**GIVEN ENTRIES**
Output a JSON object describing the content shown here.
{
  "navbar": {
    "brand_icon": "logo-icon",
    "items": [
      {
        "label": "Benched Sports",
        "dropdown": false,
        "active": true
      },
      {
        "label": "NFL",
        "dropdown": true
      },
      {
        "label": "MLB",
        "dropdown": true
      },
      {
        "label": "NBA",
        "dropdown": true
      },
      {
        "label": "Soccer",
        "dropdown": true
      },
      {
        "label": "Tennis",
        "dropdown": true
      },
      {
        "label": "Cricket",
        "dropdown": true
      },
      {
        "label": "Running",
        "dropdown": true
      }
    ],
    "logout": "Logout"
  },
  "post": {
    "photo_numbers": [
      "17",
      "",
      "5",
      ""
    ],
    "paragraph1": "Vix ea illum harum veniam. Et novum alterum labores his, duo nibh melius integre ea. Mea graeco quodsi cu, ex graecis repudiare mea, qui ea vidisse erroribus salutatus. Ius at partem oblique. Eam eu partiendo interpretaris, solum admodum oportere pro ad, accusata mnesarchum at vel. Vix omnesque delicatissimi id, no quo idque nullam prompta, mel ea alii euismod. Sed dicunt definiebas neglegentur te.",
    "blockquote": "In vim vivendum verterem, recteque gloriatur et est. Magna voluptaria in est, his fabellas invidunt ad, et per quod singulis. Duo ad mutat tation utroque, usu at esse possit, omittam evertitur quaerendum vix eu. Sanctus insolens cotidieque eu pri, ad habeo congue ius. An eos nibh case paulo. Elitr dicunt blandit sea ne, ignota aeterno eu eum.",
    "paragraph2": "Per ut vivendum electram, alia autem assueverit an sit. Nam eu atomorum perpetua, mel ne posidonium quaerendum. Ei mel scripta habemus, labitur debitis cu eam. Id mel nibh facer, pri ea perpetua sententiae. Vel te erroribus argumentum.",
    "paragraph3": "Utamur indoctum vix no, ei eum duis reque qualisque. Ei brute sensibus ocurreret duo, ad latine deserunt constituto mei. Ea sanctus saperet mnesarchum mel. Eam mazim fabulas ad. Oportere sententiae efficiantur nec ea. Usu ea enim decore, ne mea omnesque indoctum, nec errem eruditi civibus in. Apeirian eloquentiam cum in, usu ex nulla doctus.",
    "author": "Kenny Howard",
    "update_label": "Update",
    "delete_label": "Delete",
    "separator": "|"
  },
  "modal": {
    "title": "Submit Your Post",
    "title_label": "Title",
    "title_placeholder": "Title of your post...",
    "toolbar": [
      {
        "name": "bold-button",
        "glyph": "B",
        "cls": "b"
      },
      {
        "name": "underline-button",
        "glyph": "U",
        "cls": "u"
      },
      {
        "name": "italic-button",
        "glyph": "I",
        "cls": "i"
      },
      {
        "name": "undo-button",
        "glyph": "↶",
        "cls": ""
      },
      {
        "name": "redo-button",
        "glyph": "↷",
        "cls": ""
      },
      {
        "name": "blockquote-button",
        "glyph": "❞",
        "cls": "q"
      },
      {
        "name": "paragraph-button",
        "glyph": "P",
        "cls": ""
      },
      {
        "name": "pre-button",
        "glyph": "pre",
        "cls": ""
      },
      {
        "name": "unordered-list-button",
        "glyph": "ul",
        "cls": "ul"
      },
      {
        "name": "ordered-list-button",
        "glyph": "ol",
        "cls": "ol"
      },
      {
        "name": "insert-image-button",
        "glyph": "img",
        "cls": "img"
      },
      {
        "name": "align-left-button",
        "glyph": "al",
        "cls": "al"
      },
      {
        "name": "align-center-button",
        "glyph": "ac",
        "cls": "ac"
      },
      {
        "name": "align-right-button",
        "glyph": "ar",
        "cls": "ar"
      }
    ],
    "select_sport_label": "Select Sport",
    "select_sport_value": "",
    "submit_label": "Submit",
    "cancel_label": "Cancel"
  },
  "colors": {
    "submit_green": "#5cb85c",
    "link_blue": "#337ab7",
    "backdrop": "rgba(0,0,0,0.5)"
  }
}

**TASK PROMPT**
Retype the entries one by one, exactly.

**ANSWER TO THIS EXERCISE**
Output a JSON object describing the content shown here.
{
  "navbar": {
    "brand_icon": "logo-icon",
    "items": [
      {
        "label": "Benched Sports",
        "dropdown": false,
        "active": true
      },
      {
        "label": "NFL",
        "dropdown": true
      },
      {
        "label": "MLB",
        "dropdown": true
      },
      {
        "label": "NBA",
        "dropdown": true
      },
      {
        "label": "Soccer",
        "dropdown": true
      },
      {
        "label": "Tennis",
        "dropdown": true
      },
      {
        "label": "Cricket",
        "dropdown": true
      },
      {
        "label": "Running",
        "dropdown": true
      }
    ],
    "logout": "Logout"
  },
  "post": {
    "photo_numbers": [
      "17",
      "",
      "5",
      ""
    ],
    "paragraph1": "Vix ea illum harum veniam. Et novum alterum labores his, duo nibh melius integre ea. Mea graeco quodsi cu, ex graecis repudiare mea, qui ea vidisse erroribus salutatus. Ius at partem oblique. Eam eu partiendo interpretaris, solum admodum oportere pro ad, accusata mnesarchum at vel. Vix omnesque delicatissimi id, no quo idque nullam prompta, mel ea alii euismod. Sed dicunt definiebas neglegentur te.",
    "blockquote": "In vim vivendum verterem, recteque gloriatur et est. Magna voluptaria in est, his fabellas invidunt ad, et per quod singulis. Duo ad mutat tation utroque, usu at esse possit, omittam evertitur quaerendum vix eu. Sanctus insolens cotidieque eu pri, ad habeo congue ius. An eos nibh case paulo. Elitr dicunt blandit sea ne, ignota aeterno eu eum.",
    "paragraph2": "Per ut vivendum electram, alia autem assueverit an sit. Nam eu atomorum perpetua, mel ne posidonium quaerendum. Ei mel scripta habemus, labitur debitis cu eam. Id mel nibh facer, pri ea perpetua sententiae. Vel te erroribus argumentum.",
    "paragraph3": "Utamur indoctum vix no, ei eum duis reque qualisque. Ei brute sensibus ocurreret duo, ad latine deserunt constituto mei. Ea sanctus saperet mnesarchum mel. Eam mazim fabulas ad. Oportere sententiae efficiantur nec ea. Usu ea enim decore, ne mea omnesque indoctum, nec errem eruditi civibus in. Apeirian eloquentiam cum in, usu ex nulla doctus.",
    "author": "Kenny Howard",
    "update_label": "Update",
    "delete_label": "Delete",
    "separator": "|"
  },
  "modal": {
    "title": "Submit Your Post",
    "title_label": "Title",
    "title_placeholder": "Title of your post...",
    "toolbar": [
      {
        "name": "bold-button",
        "glyph": "B",
        "cls": "b"
      },
      {
        "name": "underline-button",
        "glyph": "U",
        "cls": "u"
      },
      {
        "name": "italic-button",
        "glyph": "I",
        "cls": "i"
      },
      {
        "name": "undo-button",
        "glyph": "↶",
        "cls": ""
      },
      {
        "name": "redo-button",
        "glyph": "↷",
        "cls": ""
      },
      {
        "name": "blockquote-button",
        "glyph": "❞",
        "cls": "q"
      },
      {
        "name": "paragraph-button",
        "glyph": "P",
        "cls": ""
      },
      {
        "name": "pre-button",
        "glyph": "pre",
        "cls": ""
      },
      {
        "name": "unordered-list-button",
        "glyph": "ul",
        "cls": "ul"
      },
      {
        "name": "ordered-list-button",
        "glyph": "ol",
        "cls": "ol"
      },
      {
        "name": "insert-image-button",
        "glyph": "img",
        "cls": "img"
      },
      {
        "name": "align-left-button",
        "glyph": "al",
        "cls": "al"
      },
      {
        "name": "align-center-button",
        "glyph": "ac",
        "cls": "ac"
      },
      {
        "name": "align-right-button",
        "glyph": "ar",
        "cls": "ar"
      }
    ],
    "select_sport_label": "Select Sport",
    "select_sport_value": "",
    "submit_label": "Submit",
    "cancel_label": "Cancel"
  },
  "colors": {
    "submit_green": "#5cb85c",
    "link_blue": "#337ab7",
    "backdrop": "rgba(0,0,0,0.5)"
  }
}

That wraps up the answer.